Short problem >> Quote every line of the data below as it stands, omitting pictures.

The records >>
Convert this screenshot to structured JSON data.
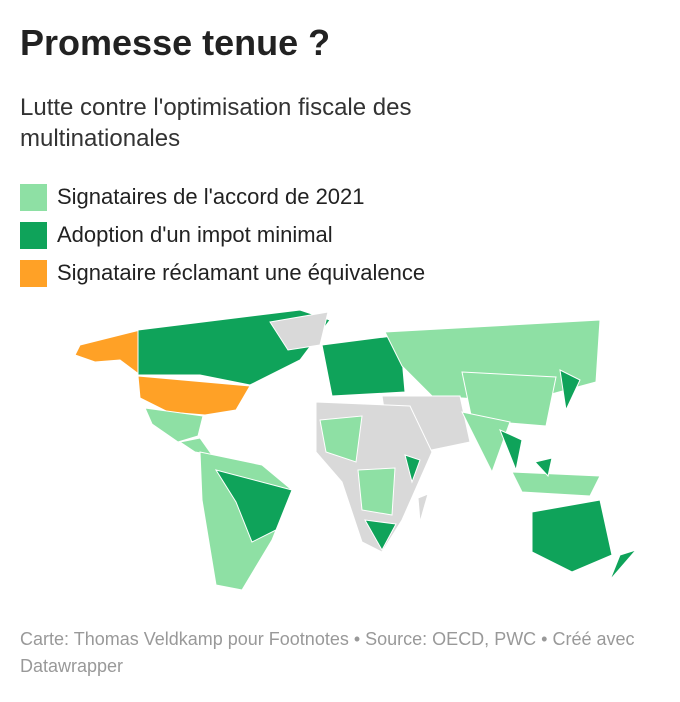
{
  "header": {
    "title": "Promesse tenue ?",
    "subtitle": "Lutte contre l'optimisation fiscale des multinationales"
  },
  "legend": [
    {
      "label": "Signataires de l'accord de 2021",
      "color": "#8ee0a4"
    },
    {
      "label": "Adoption d'un impot minimal",
      "color": "#0fa35a"
    },
    {
      "label": "Signataire réclamant une équivalence",
      "color": "#ffa126"
    }
  ],
  "footer": "Carte: Thomas Veldkamp pour Footnotes • Source: OECD, PWC • Créé avec Datawrapper"
}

Response >>
Convert this screenshot to structured JSON data.
{
  "header": {
    "title": "Promesse tenue ?",
    "subtitle": "Lutte contre l'optimisation fiscale des multinationales"
  },
  "legend": [
    {
      "label": "Signataires de l'accord de 2021",
      "color": "#8ee0a4"
    },
    {
      "label": "Adoption d'un impot minimal",
      "color": "#0fa35a"
    },
    {
      "label": "Signataire réclamant une équivalence",
      "color": "#ffa126"
    }
  ],
  "footer": "Carte: Thomas Veldkamp pour Footnotes • Source: OECD, PWC • Créé avec Datawrapper"
}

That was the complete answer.